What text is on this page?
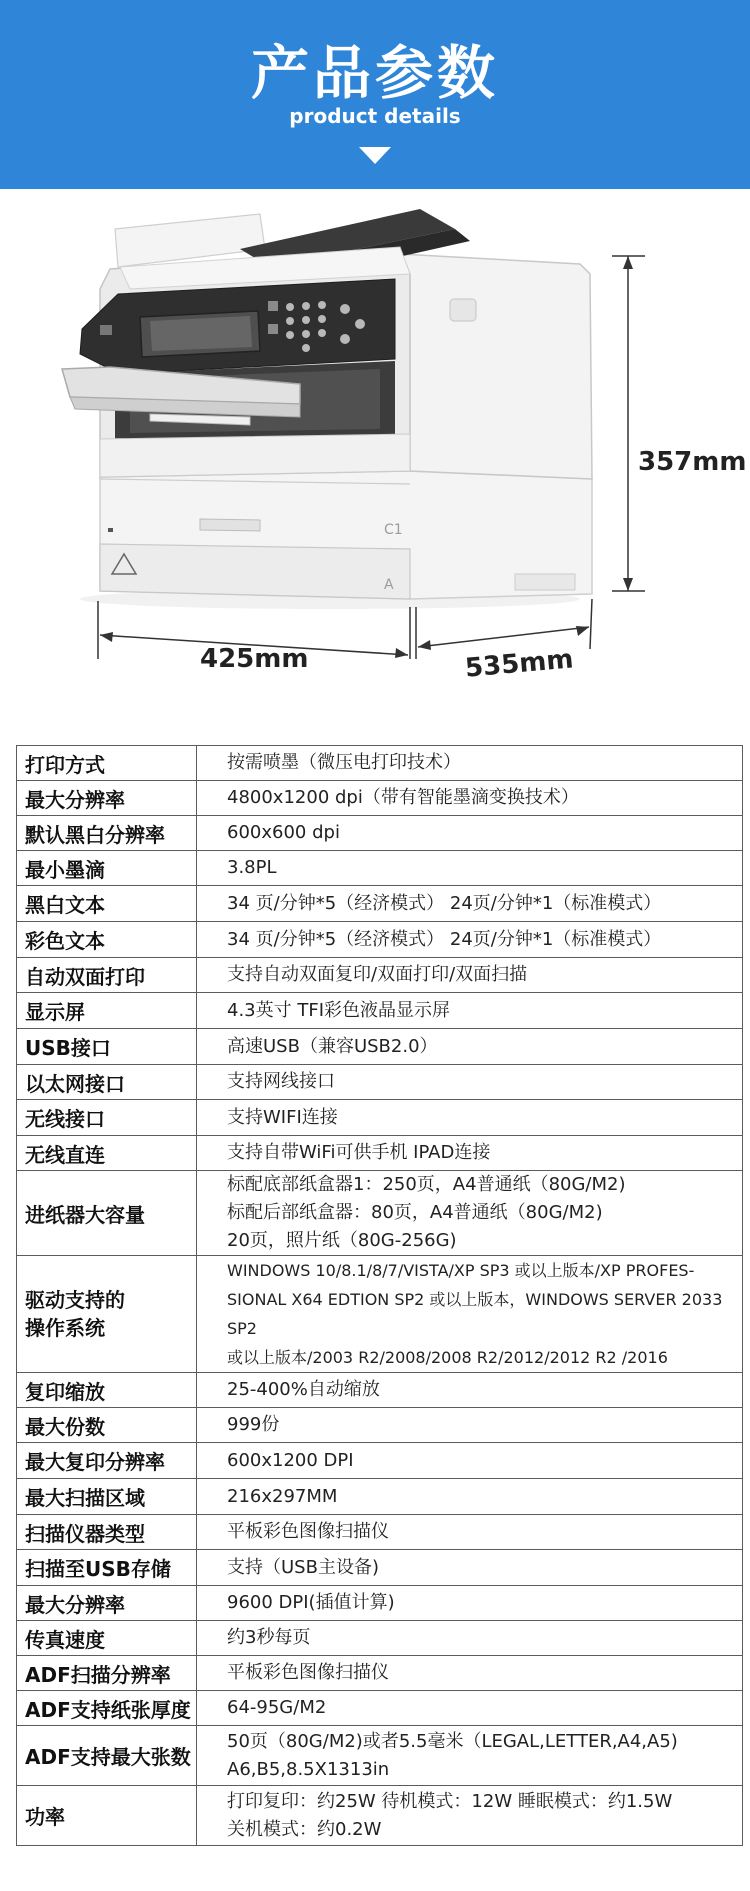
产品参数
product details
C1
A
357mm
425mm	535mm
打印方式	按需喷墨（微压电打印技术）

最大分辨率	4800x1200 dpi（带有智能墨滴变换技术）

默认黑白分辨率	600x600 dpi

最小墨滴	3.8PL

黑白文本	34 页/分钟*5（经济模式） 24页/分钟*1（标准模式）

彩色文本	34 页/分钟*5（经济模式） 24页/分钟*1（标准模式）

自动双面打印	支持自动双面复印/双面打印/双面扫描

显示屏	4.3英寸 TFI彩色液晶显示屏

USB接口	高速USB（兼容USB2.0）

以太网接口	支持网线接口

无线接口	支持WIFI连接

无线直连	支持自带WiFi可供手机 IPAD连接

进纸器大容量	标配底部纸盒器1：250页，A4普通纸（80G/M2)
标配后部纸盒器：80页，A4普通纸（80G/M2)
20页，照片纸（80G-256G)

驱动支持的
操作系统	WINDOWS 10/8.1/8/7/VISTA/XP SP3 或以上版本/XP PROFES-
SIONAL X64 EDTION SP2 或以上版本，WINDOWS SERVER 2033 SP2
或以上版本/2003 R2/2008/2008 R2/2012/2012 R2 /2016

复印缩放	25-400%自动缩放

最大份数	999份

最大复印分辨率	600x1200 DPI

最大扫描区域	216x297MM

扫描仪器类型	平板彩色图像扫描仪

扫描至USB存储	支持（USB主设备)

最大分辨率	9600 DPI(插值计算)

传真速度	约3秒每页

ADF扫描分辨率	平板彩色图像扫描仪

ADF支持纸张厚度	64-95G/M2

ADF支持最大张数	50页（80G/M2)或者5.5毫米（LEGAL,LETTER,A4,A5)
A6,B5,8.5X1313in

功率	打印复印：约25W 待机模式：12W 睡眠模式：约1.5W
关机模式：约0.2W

+--

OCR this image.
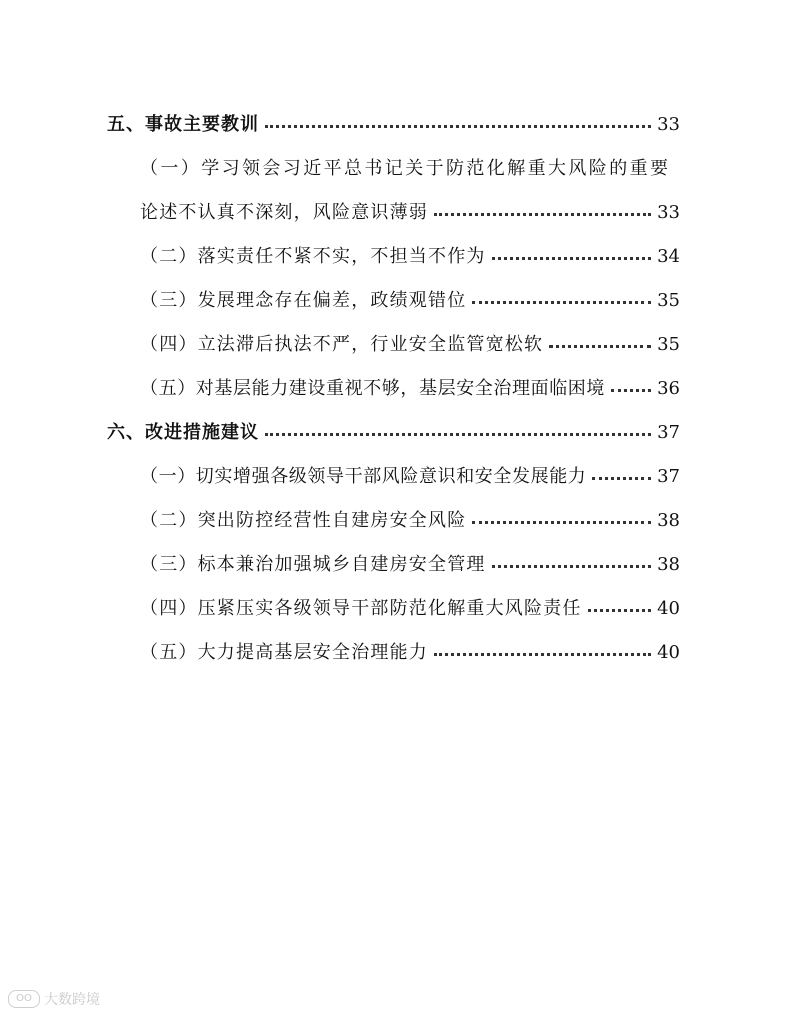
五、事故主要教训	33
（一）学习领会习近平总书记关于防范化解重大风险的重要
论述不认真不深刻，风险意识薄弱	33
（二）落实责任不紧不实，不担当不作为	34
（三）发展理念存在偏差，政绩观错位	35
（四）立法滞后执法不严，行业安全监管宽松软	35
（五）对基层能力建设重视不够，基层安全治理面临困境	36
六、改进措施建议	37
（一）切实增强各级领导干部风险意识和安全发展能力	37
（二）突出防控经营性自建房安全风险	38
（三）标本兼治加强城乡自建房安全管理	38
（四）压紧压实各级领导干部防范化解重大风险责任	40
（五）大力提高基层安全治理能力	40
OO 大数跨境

+--

### THE PROBLEM
Identify the lines in the entries above that contain "最大分辨率", then copy them out.

### WORKED SOLUTION
最大分辨率	4800x1200 dpi（带有智能墨滴变换技术）
最大分辨率	9600 DPI(插值计算)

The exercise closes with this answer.